» **Goal**
Where does the string "GENERAL" appear in the records? Copy every line that contains it.

--- Begin Available data ---

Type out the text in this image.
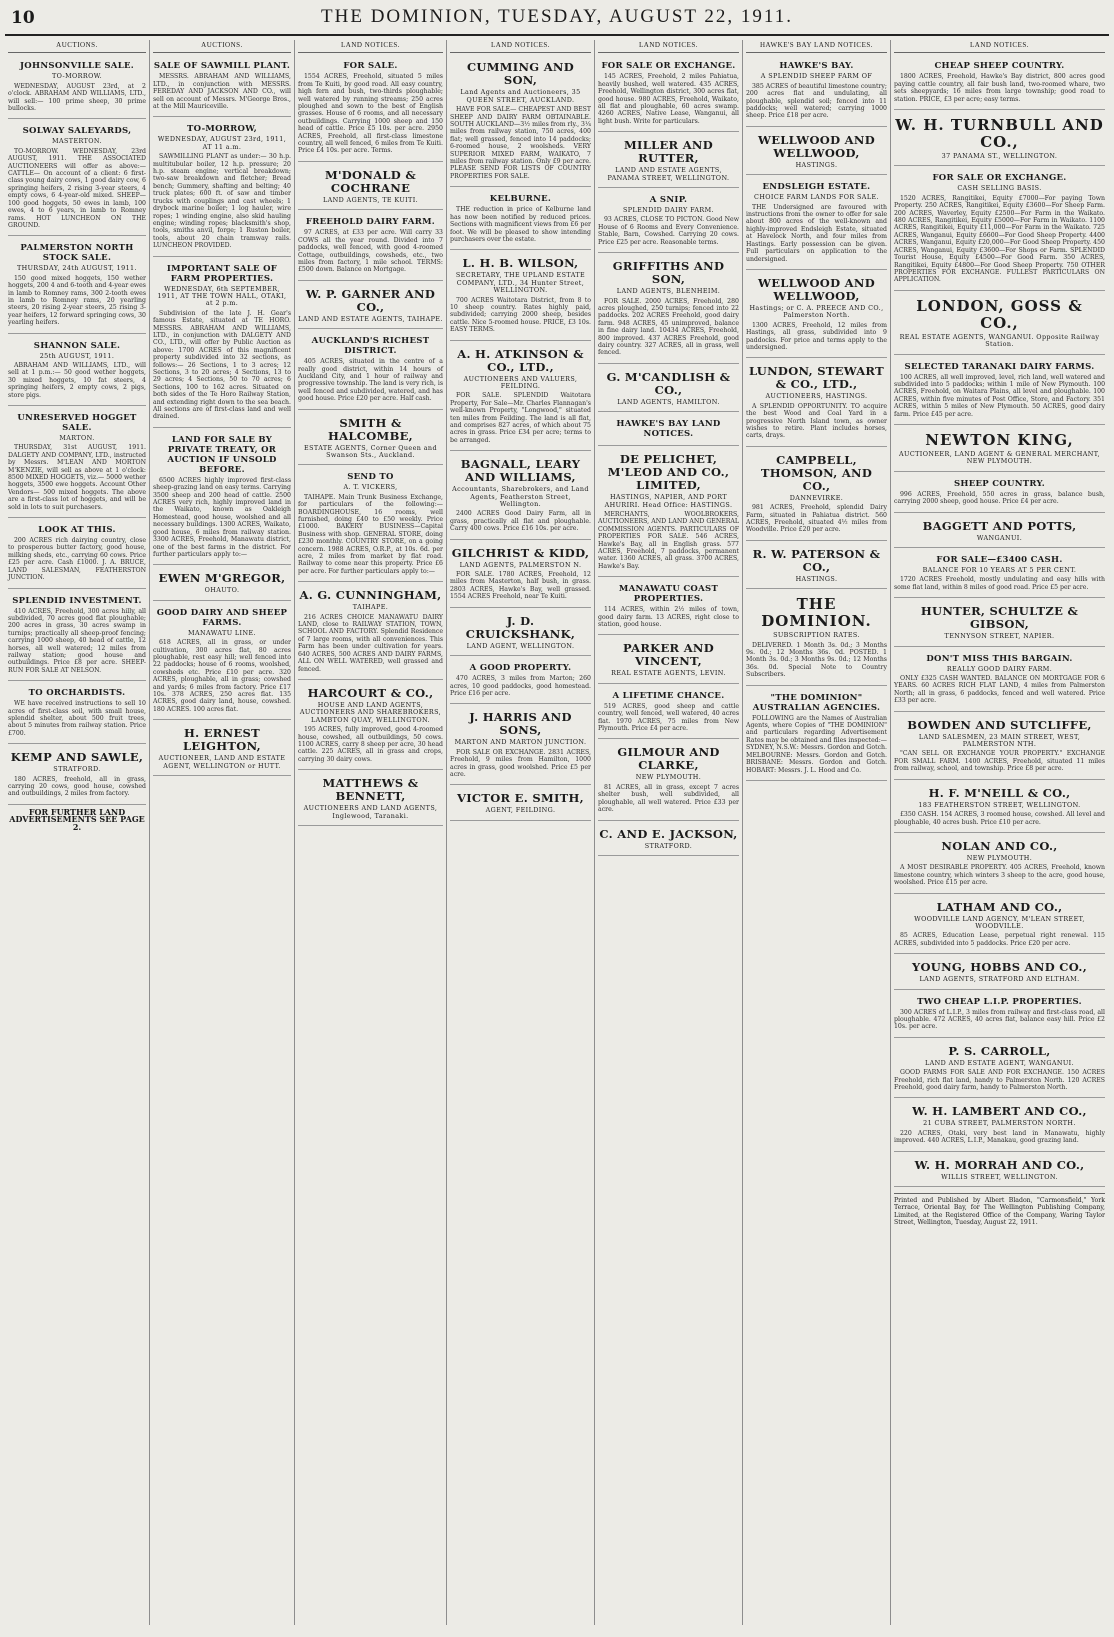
10	THE DOMINION, TUESDAY, AUGUST 22, 1911.
AUCTIONS.
JOHNSONVILLE SALE.
TO-MORROW.
WEDNESDAY, AUGUST 23rd, at 2 o'clock. ABRAHAM AND WILLIAMS, LTD., will sell:— 100 prime sheep, 30 prime bullocks.
SOLWAY SALEYARDS,
MASTERTON.
TO-MORROW. WEDNESDAY, 23rd AUGUST, 1911. THE ASSOCIATED AUCTIONEERS will offer as above:— CATTLE— On account of a client: 6 first-class young dairy cows, 1 good dairy cow, 6 springing heifers, 2 rising 3-year steers, 4 empty cows, 6 4-year-old mixed. SHEEP— 100 good hoggets, 50 ewes in lamb, 100 ewes, 4 to 6 years, in lamb to Romney rams. HOT LUNCHEON ON THE GROUND.
PALMERSTON NORTH STOCK SALE.
THURSDAY, 24th AUGUST, 1911.
150 good mixed hoggets, 150 wether hoggets, 200 4 and 6-tooth and 4-year ewes in lamb to Romney rams, 300 2-tooth ewes in lamb to Romney rams, 20 yearling steers, 20 rising 2-year steers, 25 rising 3-year heifers, 12 forward springing cows, 30 yearling heifers.
SHANNON SALE.
25th AUGUST, 1911.
ABRAHAM AND WILLIAMS, LTD., will sell at 1 p.m.:— 50 good wether hoggets, 30 mixed hoggets, 10 fat steers, 4 springing heifers, 2 empty cows, 2 pigs, store pigs.
UNRESERVED HOGGET SALE.
MARTON.
THURSDAY, 31st AUGUST, 1911. DALGETY AND COMPANY, LTD., instructed by Messrs. M'LEAN AND MORTON M'KENZIE, will sell as above at 1 o'clock: 8500 MIXED HOGGETS, viz.— 5000 wether hoggets, 3500 ewe hoggets. Account Other Vendors— 500 mixed hoggets. The above are a first-class lot of hoggets, and will be sold in lots to suit purchasers.
LOOK AT THIS.
200 ACRES rich dairying country, close to prosperous butter factory, good house, milking sheds, etc., carrying 60 cows. Price £25 per acre. Cash £1000. J. A. BRUCE, LAND SALESMAN, FEATHERSTON JUNCTION.
SPLENDID INVESTMENT.
410 ACRES, Freehold, 300 acres hilly, all subdivided, 70 acres good flat ploughable; 200 acres in grass, 30 acres swamp in turnips; practically all sheep-proof fencing; carrying 1000 sheep, 40 head of cattle, 12 horses, all well watered; 12 miles from railway station; good house and outbuildings. Price £8 per acre. SHEEP-RUN FOR SALE AT NELSON.
TO ORCHARDISTS.
WE have received instructions to sell 10 acres of first-class soil, with small house, splendid shelter, about 500 fruit trees, about 5 minutes from railway station. Price £700.
KEMP AND SAWLE,
STRATFORD.
180 ACRES, freehold, all in grass, carrying 20 cows, good house, cowshed and outbuildings, 2 miles from factory.
FOR FURTHER LAND ADVERTISEMENTS SEE PAGE 2.
AUCTIONS.
SALE OF SAWMILL PLANT.
MESSRS. ABRAHAM AND WILLIAMS, LTD., in conjunction with MESSRS. FEREDAY AND JACKSON AND CO., will sell on account of Messrs. M'George Bros., at the Mill Mauriceville.
TO-MORROW,
WEDNESDAY, AUGUST 23rd, 1911, AT 11 a.m.
SAWMILLING PLANT as under:— 30 h.p. multitubular boiler, 12 h.p. pressure; 20 h.p. steam engine; vertical breakdown; two-saw breakdown and fletcher; Bread bench; Gummery, shafting and belting; 40 truck plates; 600 ft. of saw and timber trucks with couplings and cast wheels; 1 drybock marine boiler; 1 log hauler, wire ropes; 1 winding engine, also skid hauling engine; winding ropes; blacksmith's shop, tools, smiths anvil, forge; 1 Ruston boiler, tools, about 20 chain tramway rails. LUNCHEON PROVIDED.
IMPORTANT SALE OF FARM PROPERTIES.
WEDNESDAY, 6th SEPTEMBER, 1911, AT THE TOWN HALL, OTAKI, at 2 p.m.
Subdivision of the late J. H. Gear's famous Estate, situated at TE HORO. MESSRS. ABRAHAM AND WILLIAMS, LTD., in conjunction with DALGETY AND CO., LTD., will offer by Public Auction as above: 1700 ACRES of this magnificent property subdivided into 32 sections, as follows:— 26 Sections, 1 to 3 acres; 12 Sections, 3 to 20 acres; 4 Sections, 13 to 29 acres; 4 Sections, 50 to 70 acres; 6 Sections, 100 to 162 acres. Situated on both sides of the Te Horo Railway Station, and extending right down to the sea beach. All sections are of first-class land and well drained.
LAND FOR SALE BY PRIVATE TREATY, OR AUCTION IF UNSOLD BEFORE.
6500 ACRES highly improved first-class sheep-grazing land on easy terms. Carrying 3500 sheep and 200 head of cattle. 2500 ACRES very rich, highly improved land in the Waikato, known as Oakleigh Homestead, good house, woolshed and all necessary buildings. 1300 ACRES, Waikato, good house, 6 miles from railway station. 3300 ACRES, Freehold, Manawatu district, one of the best farms in the district. For further particulars apply to:—
EWEN M'GREGOR,
OHAUTO.
GOOD DAIRY AND SHEEP FARMS.
MANAWATU LINE.
618 ACRES, all in grass, or under cultivation, 300 acres flat, 80 acres ploughable, rest easy hill; well fenced into 22 paddocks; house of 6 rooms, woolshed, cowsheds etc. Price £10 per acre. 320 ACRES, ploughable, all in grass; cowshed and yards; 6 miles from factory. Price £17 10s. 378 ACRES, 250 acres flat. 135 ACRES, good dairy land, house, cowshed. 180 ACRES. 100 acres flat.
H. ERNEST LEIGHTON,
AUCTIONEER, LAND AND ESTATE AGENT, WELLINGTON or HUTT.
LAND NOTICES.
FOR SALE.
1554 ACRES, Freehold, situated 5 miles from Te Kuiti, by good road. All easy country, high fern and bush, two-thirds ploughable; well watered by running streams; 250 acres ploughed and sown to the best of English grasses. House of 6 rooms, and all necessary outbuildings. Carrying 1000 sheep and 150 head of cattle. Price £5 10s. per acre. 2950 ACRES, Freehold, all first-class limestone country, all well fenced, 6 miles from Te Kuiti. Price £4 10s. per acre. Terms.
M'DONALD & COCHRANE
LAND AGENTS, TE KUITI.
FREEHOLD DAIRY FARM.
97 ACRES, at £33 per acre. Will carry 33 COWS all the year round. Divided into 7 paddocks, well fenced, with good 4-roomed Cottage, outbuildings, cowsheds, etc., two miles from factory, 1 mile school. TERMS: £500 down. Balance on Mortgage.
W. P. GARNER AND CO.,
LAND AND ESTATE AGENTS, TAIHAPE.
AUCKLAND'S RICHEST DISTRICT.
405 ACRES, situated in the centre of a really good district, within 14 hours of Auckland City, and 1 hour of railway and progressive township. The land is very rich, is well fenced and subdivided, watered, and has good house. Price £20 per acre. Half cash.
SMITH & HALCOMBE,
ESTATE AGENTS, Corner Queen and Swanson Sts., Auckland.
SEND TO
A. T. VICKERS,
TAIHAPE. Main Trunk Business Exchange, for particulars of the following:— BOARDINGHOUSE, 16 rooms, well furnished, doing £40 to £50 weekly. Price £1000. BAKERY BUSINESS—Capital Business with shop. GENERAL STORE, doing £230 monthly. COUNTRY STORE, on a going concern. 1988 ACRES, O.R.P., at 10s. 6d. per acre, 2 miles from market by flat road. Railway to come near this property. Price £6 per acre. For further particulars apply to:—
A. G. CUNNINGHAM,
TAIHAPE.
216 ACRES CHOICE MANAWATU DAIRY LAND, close to RAILWAY STATION, TOWN, SCHOOL AND FACTORY. Splendid Residence of 7 large rooms, with all conveniences. This Farm has been under cultivation for years. 640 ACRES, 500 ACRES AND DAIRY FARMS, ALL ON WELL WATERED, well grassed and fenced.
HARCOURT & CO.,
HOUSE AND LAND AGENTS, AUCTIONEERS AND SHAREBROKERS, LAMBTON QUAY, WELLINGTON.
195 ACRES, fully improved, good 4-roomed house, cowshed, all outbuildings, 50 cows. 1100 ACRES, carry 8 sheep per acre, 30 head cattle. 225 ACRES, all in grass and crops, carrying 30 dairy cows.
MATTHEWS & BENNETT,
AUCTIONEERS AND LAND AGENTS, Inglewood, Taranaki.
LAND NOTICES.
CUMMING AND SON,
Land Agents and Auctioneers, 35 QUEEN STREET, AUCKLAND.
HAVE FOR SALE— CHEAPEST AND BEST SHEEP AND DAIRY FARM OBTAINABLE. SOUTH AUCKLAND—3½ miles from rly., 3¼ miles from railway station, 750 acres, 400 flat; well grassed, fenced into 14 paddocks; 6-roomed house, 2 woolsheds. VERY SUPERIOR MIXED FARM, WAIKATO, 7 miles from railway station. Only £9 per acre. PLEASE SEND FOR LISTS OF COUNTRY PROPERTIES FOR SALE.
KELBURNE.
THE reduction in price of Kelburne land has now been notified by reduced prices. Sections with magnificent views from £6 per foot. We will be pleased to show intending purchasers over the estate.
L. H. B. WILSON,
SECRETARY, THE UPLAND ESTATE COMPANY, LTD., 34 Hunter Street, WELLINGTON.
700 ACRES Waitotara District, from 8 to 10 sheep country. Rates highly paid, subdivided; carrying 2000 sheep, besides cattle. Nice 5-roomed house. PRICE, £3 10s. EASY TERMS.
A. H. ATKINSON & CO., LTD.,
AUCTIONEERS AND VALUERS, FEILDING.
FOR SALE. SPLENDID Waitotara Property, For Sale—Mr. Charles Flannagan's well-known Property, "Longwood," situated ten miles from Feilding. The land is all flat, and comprises 827 acres, of which about 75 acres in grass. Price £34 per acre; terms to be arranged.
BAGNALL, LEARY AND WILLIAMS,
Accountants, Sharebrokers, and Land Agents, Featherston Street, Wellington.
2400 ACRES Good Dairy Farm, all in grass, practically all flat and ploughable. Carry 400 cows. Price £16 10s. per acre.
GILCHRIST & KIDD,
LAND AGENTS, PALMERSTON N.
FOR SALE. 1780 ACRES, Freehold, 12 miles from Masterton, half bush, in grass. 2803 ACRES, Hawke's Bay, well grassed. 1554 ACRES Freehold, near Te Kuiti.
J. D. CRUICKSHANK,
LAND AGENT, WELLINGTON.
A GOOD PROPERTY.
470 ACRES, 3 miles from Marton; 260 acres, 10 good paddocks, good homestead. Price £16 per acre.
J. HARRIS AND SONS,
MARTON AND MARTON JUNCTION.
FOR SALE OR EXCHANGE. 2831 ACRES, Freehold, 9 miles from Hamilton, 1000 acres in grass, good woolshed. Price £5 per acre.
VICTOR E. SMITH,
AGENT, FEILDING.
LAND NOTICES.
FOR SALE OR EXCHANGE.
145 ACRES, Freehold, 2 miles Pahiatua, heavily bushed, well watered. 435 ACRES, Freehold, Wellington district, 300 acres flat, good house. 980 ACRES, Freehold, Waikato, all flat and ploughable, 60 acres swamp. 4260 ACRES, Native Lease, Wanganui, all light bush. Write for particulars.
MILLER AND RUTTER,
LAND AND ESTATE AGENTS, PANAMA STREET, WELLINGTON.
A SNIP.
SPLENDID DAIRY FARM.
93 ACRES, CLOSE TO PICTON. Good New House of 6 Rooms and Every Convenience. Stable, Barn, Cowshed. Carrying 20 cows. Price £25 per acre. Reasonable terms.
GRIFFITHS AND SON,
LAND AGENTS, BLENHEIM.
FOR SALE. 2000 ACRES, Freehold, 280 acres ploughed, 250 turnips; fenced into 22 paddocks. 202 ACRES Freehold, good dairy farm. 948 ACRES, 45 unimproved, balance in fine dairy land. 10434 ACRES, Freehold, 800 improved. 437 ACRES Freehold, good dairy country. 327 ACRES, all in grass, well fenced.
G. M'CANDLISH & CO.,
LAND AGENTS, HAMILTON.
HAWKE'S BAY LAND NOTICES.
DE PELICHET, M'LEOD AND CO., LIMITED,
HASTINGS, NAPIER, AND PORT AHURIRI. Head Office: HASTINGS.
MERCHANTS, WOOLBROKERS, AUCTIONEERS, AND LAND AND GENERAL COMMISSION AGENTS. PARTICULARS OF PROPERTIES FOR SALE. 546 ACRES, Hawke's Bay, all in English grass. 577 ACRES, Freehold, 7 paddocks, permanent water. 1360 ACRES, all grass. 3700 ACRES, Hawke's Bay.
MANAWATU COAST PROPERTIES.
114 ACRES, within 2½ miles of town, good dairy farm. 13 ACRES, right close to station, good house.
PARKER AND VINCENT,
REAL ESTATE AGENTS, LEVIN.
A LIFETIME CHANCE.
519 ACRES, good sheep and cattle country, well fenced, well watered, 40 acres flat. 1970 ACRES, 75 miles from New Plymouth. Price £4 per acre.
GILMOUR AND CLARKE,
NEW PLYMOUTH.
81 ACRES, all in grass, except 7 acres shelter bush, well subdivided, all ploughable, all well watered. Price £33 per acre.
C. AND E. JACKSON,
STRATFORD.
HAWKE'S BAY LAND NOTICES.
HAWKE'S BAY.
A SPLENDID SHEEP FARM OF
385 ACRES of beautiful limestone country; 200 acres flat and undulating, all ploughable, splendid soil; fenced into 11 paddocks; well watered; carrying 1000 sheep. Price £18 per acre.
WELLWOOD AND WELLWOOD,
HASTINGS.
ENDSLEIGH ESTATE.
CHOICE FARM LANDS FOR SALE.
THE Undersigned are favoured with instructions from the owner to offer for sale about 800 acres of the well-known and highly-improved Endsleigh Estate, situated at Havelock North, and four miles from Hastings. Early possession can be given. Full particulars on application to the undersigned.
WELLWOOD AND WELLWOOD,
Hastings; or C. A. PREECE AND CO., Palmerston North.
1300 ACRES, Freehold, 12 miles from Hastings, all grass, subdivided into 9 paddocks. For price and terms apply to the undersigned.
LUNDON, STEWART & CO., LTD.,
AUCTIONEERS, HASTINGS.
A SPLENDID OPPORTUNITY. TO acquire the best Wood and Coal Yard in a progressive North Island town, as owner wishes to retire. Plant includes horses, carts, drays.
CAMPBELL, THOMSON, AND CO.,
DANNEVIRKE.
981 ACRES, Freehold, splendid Dairy Farm, situated in Pahiatua district. 560 ACRES, Freehold, situated 4½ miles from Woodville. Price £20 per acre.
R. W. PATERSON & CO.,
HASTINGS.
THE DOMINION.
SUBSCRIPTION RATES.
DELIVERED. 1 Month 3s. 0d.; 3 Months 9s. 0d.; 12 Months 36s. 0d. POSTED. 1 Month 3s. 0d.; 3 Months 9s. 0d.; 12 Months 36s. 0d. Special Note to Country Subscribers.
"THE DOMINION" AUSTRALIAN AGENCIES.
FOLLOWING are the Names of Australian Agents, where Copies of "THE DOMINION" and particulars regarding Advertisement Rates may be obtained and files inspected:— SYDNEY, N.S.W.: Messrs. Gordon and Gotch. MELBOURNE: Messrs. Gordon and Gotch. BRISBANE: Messrs. Gordon and Gotch. HOBART: Messrs. J. L. Hood and Co.
LAND NOTICES.
CHEAP SHEEP COUNTRY.
1800 ACRES, Freehold, Hawke's Bay district, 800 acres good paying cattle country, all fair bush land, two-roomed whare, two sets sheepyards; 16 miles from large township; good road to station. PRICE, £3 per acre; easy terms.
W. H. TURNBULL AND CO.,
37 PANAMA ST., WELLINGTON.
FOR SALE OR EXCHANGE.
CASH SELLING BASIS.
1520 ACRES, Rangitikei, Equity £7000—For paying Town Property. 250 ACRES, Rangitikei, Equity £3600—For Sheep Farm. 200 ACRES, Waverley, Equity £2500—For Farm in the Waikato. 480 ACRES, Rangitikei, Equity £5000—For Farm in Waikato. 1100 ACRES, Rangitikei, Equity £11,000—For Farm in the Waikato. 725 ACRES, Wanganui, Equity £6600—For Good Sheep Property. 4400 ACRES, Wanganui, Equity £20,000—For Good Sheep Property. 450 ACRES, Wanganui, Equity £3600—For Shops or Farm. SPLENDID Tourist House, Equity £4500—For Good Farm. 350 ACRES, Rangitikei, Equity £4800—For Good Sheep Property. 750 OTHER PROPERTIES FOR EXCHANGE. FULLEST PARTICULARS ON APPLICATION.
LONDON, GOSS & CO.,
REAL ESTATE AGENTS, WANGANUI. Opposite Railway Station.
SELECTED TARANAKI DAIRY FARMS.
100 ACRES, all well improved, level, rich land, well watered and subdivided into 5 paddocks; within 1 mile of New Plymouth. 100 ACRES, Freehold, on Waitara Plains, all level and ploughable. 100 ACRES, within five minutes of Post Office, Store, and Factory. 351 ACRES, within 5 miles of New Plymouth. 50 ACRES, good dairy farm. Price £45 per acre.
NEWTON KING,
AUCTIONEER, LAND AGENT & GENERAL MERCHANT, NEW PLYMOUTH.
SHEEP COUNTRY.
996 ACRES, Freehold, 550 acres in grass, balance bush, carrying 2000 sheep, good house. Price £4 per acre.
BAGGETT AND POTTS,
WANGANUI.
FOR SALE—£3400 CASH.
BALANCE FOR 10 YEARS AT 5 PER CENT.
1720 ACRES Freehold, mostly undulating and easy hills with some flat land, within 8 miles of good road. Price £5 per acre.
HUNTER, SCHULTZE & GIBSON,
TENNYSON STREET, NAPIER.
DON'T MISS THIS BARGAIN.
REALLY GOOD DAIRY FARM.
ONLY £325 CASH WANTED. BALANCE ON MORTGAGE FOR 6 YEARS. 60 ACRES RICH FLAT LAND, 4 miles from Palmerston North; all in grass, 6 paddocks, fenced and well watered. Price £33 per acre.
BOWDEN AND SUTCLIFFE,
LAND SALESMEN, 23 MAIN STREET, WEST, PALMERSTON NTH.
"CAN SELL OR EXCHANGE YOUR PROPERTY." EXCHANGE FOR SMALL FARM. 1400 ACRES, Freehold, situated 11 miles from railway, school, and township. Price £8 per acre.
H. F. M'NEILL & CO.,
183 FEATHERSTON STREET, WELLINGTON.
£350 CASH. 154 ACRES, 3 roomed house, cowshed. All level and ploughable, 40 acres bush. Price £10 per acre.
NOLAN AND CO.,
NEW PLYMOUTH.
A MOST DESIRABLE PROPERTY. 405 ACRES, Freehold, known limestone country, which winters 3 sheep to the acre, good house, woolshed. Price £15 per acre.
LATHAM AND CO.,
WOODVILLE LAND AGENCY, M'LEAN STREET, WOODVILLE.
85 ACRES, Education Lease, perpetual right renewal. 115 ACRES, subdivided into 5 paddocks. Price £20 per acre.
YOUNG, HOBBS AND CO.,
LAND AGENTS, STRATFORD AND ELTHAM.
TWO CHEAP L.I.P. PROPERTIES.
300 ACRES of L.I.P., 3 miles from railway and first-class road, all ploughable. 472 ACRES, 40 acres flat, balance easy hill. Price £2 10s. per acre.
P. S. CARROLL,
LAND AND ESTATE AGENT, WANGANUI.
GOOD FARMS FOR SALE AND FOR EXCHANGE. 150 ACRES Freehold, rich flat land, handy to Palmerston North. 120 ACRES Freehold, good dairy farm, handy to Palmerston North.
W. H. LAMBERT AND CO.,
21 CUBA STREET, PALMERSTON NORTH.
220 ACRES, Otaki, very best land in Manawatu, highly improved. 440 ACRES, L.I.P., Manakau, good grazing land.
W. H. MORRAH AND CO.,
WILLIS STREET, WELLINGTON.
Printed and Published by Albert Bladon, "Carmonsfield," York Terrace, Oriental Bay, for The Wellington Publishing Company, Limited, at the Registered Office of the Company, Waring Taylor Street, Wellington, Tuesday, August 22, 1911.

--- End Available data ---

» **Finished exercise**
TAIHAPE. Main Trunk Business Exchange, for particulars of the following:— BOARDINGHOUSE, 16 rooms, well furnished, doing £40 to £50 weekly. Price £1000. BAKERY BUSINESS—Capital Business with shop. GENERAL STORE, doing £230 monthly. COUNTRY STORE, on a going concern. 1988 ACRES, O.R.P., at 10s. 6d. per acre, 2 miles from market by flat road. Railway to come near this property. Price £6 per acre. For further particulars apply to:—
MERCHANTS, WOOLBROKERS, AUCTIONEERS, AND LAND AND GENERAL COMMISSION AGENTS. PARTICULARS OF PROPERTIES FOR SALE. 546 ACRES, Hawke's Bay, all in English grass. 577 ACRES, Freehold, 7 paddocks, permanent water. 1360 ACRES, all grass. 3700 ACRES, Hawke's Bay.
AUCTIONEER, LAND AGENT & GENERAL MERCHANT, NEW PLYMOUTH.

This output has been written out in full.